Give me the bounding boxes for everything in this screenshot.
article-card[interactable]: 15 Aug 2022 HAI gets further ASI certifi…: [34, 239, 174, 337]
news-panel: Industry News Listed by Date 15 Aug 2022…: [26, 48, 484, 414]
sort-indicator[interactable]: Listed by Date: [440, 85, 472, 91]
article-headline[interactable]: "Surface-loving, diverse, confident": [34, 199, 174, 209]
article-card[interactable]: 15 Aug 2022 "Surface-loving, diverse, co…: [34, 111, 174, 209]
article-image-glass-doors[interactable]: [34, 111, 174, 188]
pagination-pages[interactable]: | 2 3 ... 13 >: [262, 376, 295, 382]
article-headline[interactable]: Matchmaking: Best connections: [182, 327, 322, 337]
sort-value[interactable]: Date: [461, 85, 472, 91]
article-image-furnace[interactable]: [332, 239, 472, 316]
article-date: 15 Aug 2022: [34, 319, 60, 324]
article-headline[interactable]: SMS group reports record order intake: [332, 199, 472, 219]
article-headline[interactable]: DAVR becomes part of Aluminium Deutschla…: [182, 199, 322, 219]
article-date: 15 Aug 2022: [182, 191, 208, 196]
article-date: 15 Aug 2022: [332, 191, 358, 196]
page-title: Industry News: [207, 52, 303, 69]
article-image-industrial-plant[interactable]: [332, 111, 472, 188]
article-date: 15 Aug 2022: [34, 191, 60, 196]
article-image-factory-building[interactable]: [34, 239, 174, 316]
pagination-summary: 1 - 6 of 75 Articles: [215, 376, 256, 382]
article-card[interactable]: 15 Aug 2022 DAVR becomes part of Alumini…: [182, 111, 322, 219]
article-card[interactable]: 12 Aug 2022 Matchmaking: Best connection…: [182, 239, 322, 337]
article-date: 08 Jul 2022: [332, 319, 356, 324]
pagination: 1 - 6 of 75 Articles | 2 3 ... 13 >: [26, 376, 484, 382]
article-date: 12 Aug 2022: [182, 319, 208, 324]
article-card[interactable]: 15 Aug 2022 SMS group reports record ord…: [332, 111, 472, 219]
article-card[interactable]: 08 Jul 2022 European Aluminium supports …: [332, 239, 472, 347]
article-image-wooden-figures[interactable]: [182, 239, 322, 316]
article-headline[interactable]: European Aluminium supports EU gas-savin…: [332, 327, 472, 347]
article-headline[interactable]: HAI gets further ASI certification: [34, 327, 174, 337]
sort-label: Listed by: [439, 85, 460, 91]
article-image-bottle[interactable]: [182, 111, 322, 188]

◆ ◆ ◆ ◆ ◆

▸ Do this: Reproduce every row above without changing a single character.

▸ Correct output:
Give me the bounding boxes for everything in this screenshot.
article-card[interactable]: 15 Aug 2022 HAI gets further ASI certifi…: [34, 239, 174, 337]
news-panel: Industry News Listed by Date 15 Aug 2022…: [26, 48, 484, 414]
sort-indicator[interactable]: Listed by Date: [440, 85, 472, 91]
article-headline[interactable]: "Surface-loving, diverse, confident": [34, 199, 174, 209]
article-card[interactable]: 15 Aug 2022 "Surface-loving, diverse, co…: [34, 111, 174, 209]
article-image-glass-doors[interactable]: [34, 111, 174, 188]
pagination-pages[interactable]: | 2 3 ... 13 >: [262, 376, 295, 382]
article-headline[interactable]: Matchmaking: Best connections: [182, 327, 322, 337]
sort-value[interactable]: Date: [461, 85, 472, 91]
article-image-furnace[interactable]: [332, 239, 472, 316]
article-date: 15 Aug 2022: [34, 319, 60, 324]
article-headline[interactable]: SMS group reports record order intake: [332, 199, 472, 219]
article-headline[interactable]: DAVR becomes part of Aluminium Deutschla…: [182, 199, 322, 219]
article-date: 15 Aug 2022: [182, 191, 208, 196]
article-date: 15 Aug 2022: [332, 191, 358, 196]
page-title: Industry News: [207, 52, 303, 69]
article-image-industrial-plant[interactable]: [332, 111, 472, 188]
article-date: 15 Aug 2022: [34, 191, 60, 196]
article-image-factory-building[interactable]: [34, 239, 174, 316]
pagination-summary: 1 - 6 of 75 Articles: [215, 376, 256, 382]
article-card[interactable]: 15 Aug 2022 DAVR becomes part of Alumini…: [182, 111, 322, 219]
article-card[interactable]: 12 Aug 2022 Matchmaking: Best connection…: [182, 239, 322, 337]
article-date: 08 Jul 2022: [332, 319, 356, 324]
pagination: 1 - 6 of 75 Articles | 2 3 ... 13 >: [26, 376, 484, 382]
article-date: 12 Aug 2022: [182, 319, 208, 324]
article-card[interactable]: 15 Aug 2022 SMS group reports record ord…: [332, 111, 472, 219]
article-card[interactable]: 08 Jul 2022 European Aluminium supports …: [332, 239, 472, 347]
article-image-wooden-figures[interactable]: [182, 239, 322, 316]
article-headline[interactable]: European Aluminium supports EU gas-savin…: [332, 327, 472, 347]
article-headline[interactable]: HAI gets further ASI certification: [34, 327, 174, 337]
sort-label: Listed by: [439, 85, 460, 91]
article-image-bottle[interactable]: [182, 111, 322, 188]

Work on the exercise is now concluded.